About

This notebook is a demonstration of a Basic Linear Regression Model using Google Colab.

Regression Modeling in Practice

Week 2: Test a Basic Linear Regression Model

We are now going to test a basic linear regression model.

To answer the question, what is the realtionship between internet use rate and income per person in Asian Countries.

But before we run the model though, we will need to center the mean of the explanatory variable, income per person.

Data Data for this study comes from the Gapminder World Dataset collected by the Gapminder Foundation. The Gapminder World Dataset contains data collected from more than 200 countries/areas for more 500 variables.

Description of Variables Below is the description of the variables

Internet User Rate

The internet use rate of a country was collected by the World Bank in their World Development Indicators.
Income per Person

Income per person is simply Gross Domestic Product per capita (the country’s total, country-wide income divided by the population)

ACTIONS TO TAKE
- a) Translate this sentence from the linear regression notebook description into Spanish: "The internet use rate of a country was collected by the World Bank in their World Development Indicators."
- b) Answer these from the linear regression notebook description:
(i) Which variable has to be mean-centered before the model is run?
(ii) Which organization collected the Gapminder World Dataset?
(iii) Income per person is defined as what measure?
- c) Please proceed with the linear regression notebook description from where it stops.

INFORMATION SUPPLIED
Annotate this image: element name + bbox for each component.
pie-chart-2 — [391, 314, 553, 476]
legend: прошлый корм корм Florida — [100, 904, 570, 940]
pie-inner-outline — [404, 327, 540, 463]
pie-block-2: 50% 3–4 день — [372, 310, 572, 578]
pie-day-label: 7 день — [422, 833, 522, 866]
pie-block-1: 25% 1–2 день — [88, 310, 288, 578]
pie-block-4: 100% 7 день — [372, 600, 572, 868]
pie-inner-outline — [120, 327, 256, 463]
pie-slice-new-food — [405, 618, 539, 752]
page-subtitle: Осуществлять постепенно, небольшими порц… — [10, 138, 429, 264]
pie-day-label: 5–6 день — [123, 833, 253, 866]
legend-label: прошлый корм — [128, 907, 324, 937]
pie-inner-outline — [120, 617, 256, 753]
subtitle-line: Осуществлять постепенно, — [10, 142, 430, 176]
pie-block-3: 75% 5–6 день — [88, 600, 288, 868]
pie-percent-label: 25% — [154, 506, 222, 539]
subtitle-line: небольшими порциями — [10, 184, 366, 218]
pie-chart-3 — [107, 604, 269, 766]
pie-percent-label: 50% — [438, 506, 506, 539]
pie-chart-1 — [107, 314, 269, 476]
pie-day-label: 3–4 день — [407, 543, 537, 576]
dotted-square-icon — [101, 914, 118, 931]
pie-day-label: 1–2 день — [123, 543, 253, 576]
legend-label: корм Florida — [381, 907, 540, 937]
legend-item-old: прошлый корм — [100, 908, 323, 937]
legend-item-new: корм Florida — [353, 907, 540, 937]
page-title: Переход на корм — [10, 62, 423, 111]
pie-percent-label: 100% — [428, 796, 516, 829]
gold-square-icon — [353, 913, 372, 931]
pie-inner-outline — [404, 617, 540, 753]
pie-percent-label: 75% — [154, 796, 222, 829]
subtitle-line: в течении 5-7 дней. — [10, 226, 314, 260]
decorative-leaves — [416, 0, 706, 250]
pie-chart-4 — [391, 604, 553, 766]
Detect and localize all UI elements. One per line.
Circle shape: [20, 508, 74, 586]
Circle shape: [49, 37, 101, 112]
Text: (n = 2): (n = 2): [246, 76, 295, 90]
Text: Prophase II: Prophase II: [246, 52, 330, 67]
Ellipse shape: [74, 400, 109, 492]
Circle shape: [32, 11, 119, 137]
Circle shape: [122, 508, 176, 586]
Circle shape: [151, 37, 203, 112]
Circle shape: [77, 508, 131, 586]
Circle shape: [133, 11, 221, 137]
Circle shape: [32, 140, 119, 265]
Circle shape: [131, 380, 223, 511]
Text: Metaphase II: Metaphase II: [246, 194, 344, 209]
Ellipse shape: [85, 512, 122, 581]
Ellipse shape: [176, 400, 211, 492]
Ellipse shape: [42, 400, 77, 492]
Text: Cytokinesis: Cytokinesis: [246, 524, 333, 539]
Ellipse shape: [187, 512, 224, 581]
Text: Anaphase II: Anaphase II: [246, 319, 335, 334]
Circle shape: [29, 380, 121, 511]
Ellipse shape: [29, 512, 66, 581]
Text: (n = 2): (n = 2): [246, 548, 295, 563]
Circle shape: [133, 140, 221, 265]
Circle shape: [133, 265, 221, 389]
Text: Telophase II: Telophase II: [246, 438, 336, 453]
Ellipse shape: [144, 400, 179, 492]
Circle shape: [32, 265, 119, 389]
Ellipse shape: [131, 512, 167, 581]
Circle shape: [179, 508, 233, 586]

RESPONSES FOR EACH TASK
- a) La tasa de uso de internet de un país fue recopilada por el Banco Mundial en sus Indicadores del Desarrollo Mundial.

- b)
(i) Income per person, the explanatory variable
(ii) The Gapminder Foundation
(iii) Gross Domestic Product per capita

- c)
Continents (I will use this data to get Asian contries from gapminder)

First, Start with import

import pandas as pd
import seaborn as sns
import matplotlib.pyplot as plt
import statsmodels.formula.api as smf

/usr/local/lib/python3.6/dist-packages/statsmodels/tools/_testing.py:19: FutureWarning: pandas.util.testing is deprecated. Use the functions in the public API at pandas.testing instead.
  import pandas.util.testing as tm

Second, load the data

load gapminder dataset

I will be using url to get the data online

# df as dataframe from gapminder dataset
url = 'https://raw.githubusercontent.com/daddyawesome/Coursera_Capstone/master/data/gapminder.csv'
df = pd.read_csv(url)

df.head()

# df_continent as dataframe for teh continent data set
url2='https://raw.githubusercontent.com/dbouquin/IS_608/master/NanosatDB_munging/Countries-Continents.csv'
df_continent = pd.read_csv(url2)
df_continent = df_continent.rename(columns={'Country': 'country'})
df_continent.head()

let's merge the two dataframe `df` and `df_continent`

df_outer = pd.merge(df_continent, df, on='country', how='outer')

df_outer.head()

New DataFrame for Analysis

We create a dataframe sub out from the merge dataframe df_outer to create a dataframe that only contains our needed data

sub = df_outer[['Continent','incomeperperson','internetuserate']].dropna()
sub.head()

Set the variables to numeric

sub['internetuserate'] = sub['internetuserate'].apply(pd.to_numeric, errors='coerce')
sub['incomeperperson'] = sub['incomeperperson'].apply(pd.to_numeric, errors='coerce')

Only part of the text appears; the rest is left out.